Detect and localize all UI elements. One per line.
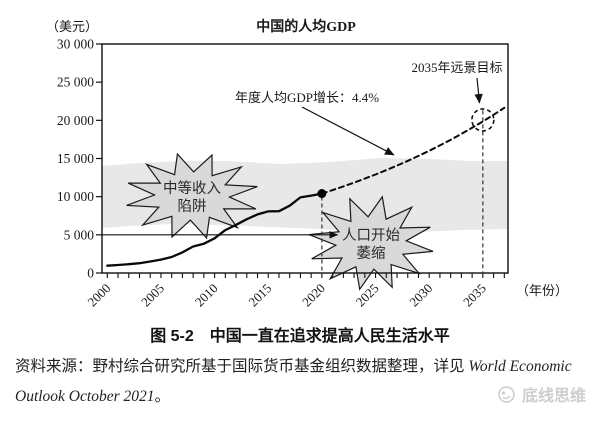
y-axis-unit: （美元） bbox=[46, 19, 98, 34]
trap-star-text-1: 中等收入 bbox=[163, 179, 221, 197]
source-text-cn: 资料来源：野村综合研究所基于国际货币基金组织数据整理，详见 bbox=[15, 358, 469, 375]
starburst-shapes bbox=[126, 152, 434, 291]
source-text-en-2: Outlook October 2021 bbox=[15, 388, 155, 405]
x-axis-unit: （年份） bbox=[516, 283, 568, 298]
y-tick-label: 0 bbox=[87, 266, 94, 281]
gdp-historical-line bbox=[106, 192, 324, 267]
y-tick-label: 25 000 bbox=[57, 75, 94, 90]
gdp-projection-line bbox=[320, 106, 506, 195]
y-tick-label: 30 000 bbox=[57, 37, 94, 52]
source-period: 。 bbox=[154, 388, 170, 405]
data-series bbox=[102, 106, 506, 273]
x-tick-label: 2005 bbox=[138, 281, 167, 310]
x-tick-label: 2015 bbox=[245, 281, 274, 310]
growth-arrow bbox=[301, 106, 395, 156]
axes: 0 5 000 10 000 15 000 20 000 25 000 30 000 2000… bbox=[57, 37, 509, 310]
target-arrow bbox=[474, 77, 483, 104]
source-text-en-1: World Economic bbox=[468, 358, 572, 375]
plot-frame bbox=[101, 43, 509, 274]
shrink-star-text-2: 萎缩 bbox=[357, 245, 386, 262]
trap-star-text-2: 陷阱 bbox=[178, 198, 207, 215]
chart-title: 中国的人均GDP bbox=[256, 18, 356, 35]
figure-caption: 图 5-2 中国一直在追求提高人民生活水平 bbox=[150, 328, 450, 345]
y-tick-label: 5 000 bbox=[64, 227, 95, 242]
watermark-logo-icon bbox=[498, 385, 515, 403]
x-tick-label: 2025 bbox=[353, 281, 382, 310]
x-tick-label: 2020 bbox=[299, 281, 328, 310]
watermark-text: 底线思维 bbox=[521, 388, 586, 405]
x-tick-label: 2035 bbox=[460, 281, 489, 310]
target-2035-circle bbox=[471, 108, 495, 132]
watermark: 底线思维 bbox=[497, 382, 586, 406]
y-tick-label: 20 000 bbox=[57, 113, 94, 128]
x-tick-label: 2030 bbox=[406, 281, 435, 310]
shrink-star-text-1: 人口开始 bbox=[342, 227, 400, 244]
source-note: 资料来源：野村综合研究所基于国际货币基金组织数据整理，详见 World Econ… bbox=[15, 352, 587, 412]
x-tick-label: 2000 bbox=[84, 281, 113, 310]
y-tick-label: 15 000 bbox=[57, 151, 94, 166]
current-point-marker bbox=[317, 189, 327, 199]
target-2035-annotation: 2035年远景目标 bbox=[411, 60, 502, 75]
x-tick-label: 2010 bbox=[192, 281, 221, 310]
y-tick-label: 10 000 bbox=[57, 189, 94, 204]
growth-annotation: 年度人均GDP增长：4.4% bbox=[235, 90, 379, 105]
gdp-chart: 0 5 000 10 000 15 000 20 000 25 000 30 000 2000… bbox=[46, 18, 568, 310]
annotations: （美元） 中国的人均GDP （年份） 年度人均GDP增长：4.4% 2035年远… bbox=[46, 18, 568, 298]
trap-starburst bbox=[126, 152, 258, 240]
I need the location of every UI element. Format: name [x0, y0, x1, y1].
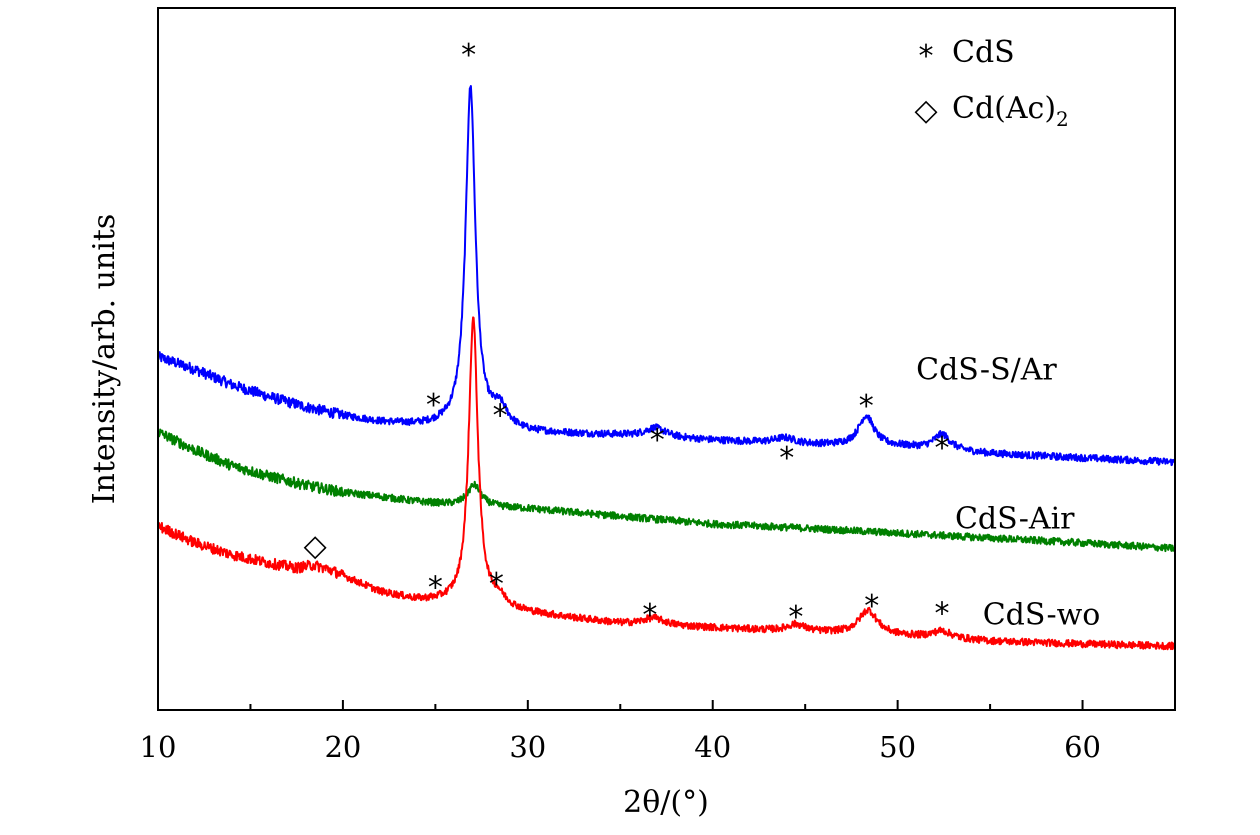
legend-asterisk-icon: * [919, 39, 934, 74]
asterisk-marker: * [650, 423, 665, 458]
series-labels: CdS-S/Ar CdS-Air CdS-wo [916, 353, 1100, 633]
x-tick-label: 40 [694, 730, 731, 764]
legend-label-cdac-sub: 2 [1056, 107, 1069, 131]
x-tick-label: 20 [324, 730, 361, 764]
asterisk-marker: * [642, 598, 657, 633]
asterisk-marker: * [779, 441, 794, 476]
asterisk-marker: * [859, 389, 874, 424]
series-line-cds-wo [157, 316, 1176, 651]
plot-frame [157, 7, 1176, 711]
peak-markers: * * * * * * * ◇ * * * * * * [304, 38, 950, 635]
x-ticks: 10 20 30 40 50 60 [140, 700, 1176, 764]
series-line-cds-s-ar [157, 85, 1176, 467]
asterisk-marker: * [493, 399, 508, 434]
asterisk-marker: * [935, 431, 950, 466]
asterisk-marker: * [428, 571, 443, 606]
x-tick-label: 60 [1064, 730, 1101, 764]
legend: * CdS ◇ Cd(Ac)2 [914, 35, 1068, 131]
x-tick-label: 50 [879, 730, 916, 764]
y-axis-title: Intensity/arb. units [87, 214, 122, 505]
asterisk-marker: * [788, 600, 803, 635]
legend-diamond-icon: ◇ [914, 93, 937, 128]
diamond-marker: ◇ [304, 529, 327, 564]
asterisk-marker: * [461, 38, 476, 73]
asterisk-marker: * [864, 589, 879, 624]
legend-label-cdac: Cd(Ac)2 [952, 91, 1069, 131]
x-tick-label: 30 [509, 730, 546, 764]
series-label: CdS-Air [955, 501, 1075, 536]
asterisk-marker: * [935, 597, 950, 632]
legend-label-cds: CdS [952, 35, 1015, 70]
asterisk-marker: * [489, 567, 504, 602]
legend-label-cdac-main: Cd(Ac) [952, 91, 1056, 126]
series-label: CdS-S/Ar [916, 353, 1057, 388]
x-tick-label: 10 [140, 730, 177, 764]
series-line-cds-air [157, 428, 1176, 553]
series-label: CdS-wo [983, 598, 1101, 633]
x-axis-title: 2θ/(°) [623, 785, 709, 820]
series-layer [157, 85, 1176, 651]
asterisk-marker: * [426, 388, 441, 423]
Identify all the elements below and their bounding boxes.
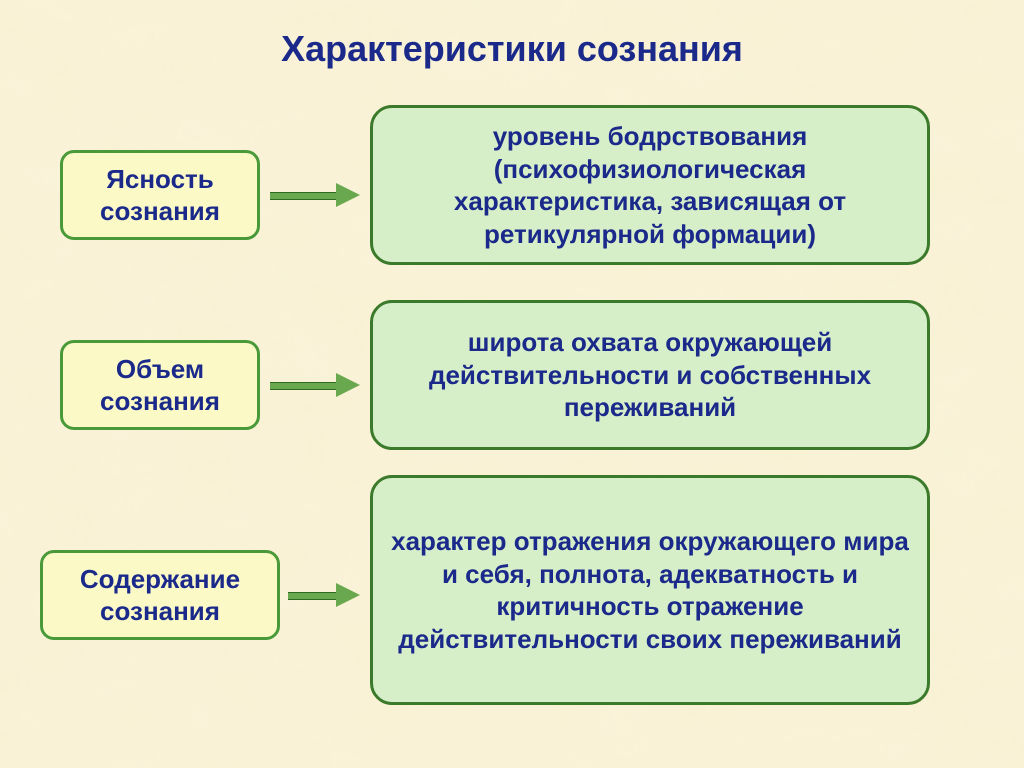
slide-title: Характеристики сознания: [0, 28, 1024, 70]
definition-box-1: широта охвата окружающей действительност…: [370, 300, 930, 450]
term-label-1: Объем сознания: [77, 353, 243, 418]
definition-label-0: уровень бодрствования (психофизиологичес…: [387, 120, 913, 250]
definition-label-2: характер отражения окружающего мира и се…: [387, 525, 913, 655]
term-label-0: Ясность сознания: [77, 163, 243, 228]
term-label-2: Содержание сознания: [57, 563, 263, 628]
definition-box-2: характер отражения окружающего мира и се…: [370, 475, 930, 705]
definition-box-0: уровень бодрствования (психофизиологичес…: [370, 105, 930, 265]
term-box-1: Объем сознания: [60, 340, 260, 430]
term-box-2: Содержание сознания: [40, 550, 280, 640]
definition-label-1: широта охвата окружающей действительност…: [387, 326, 913, 424]
term-box-0: Ясность сознания: [60, 150, 260, 240]
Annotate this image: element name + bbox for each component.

┄┄┄┄┄┄

*Do this*:
Which lines in the entries above contain the string "年度人均GDP增长"? Extract each of them.

*Task answer*:
growth-annotation: 年度人均GDP增长：4.4% bbox=[235, 90, 379, 105]
annotations: （美元） 中国的人均GDP （年份） 年度人均GDP增长：4.4% 2035年远… bbox=[46, 18, 568, 298]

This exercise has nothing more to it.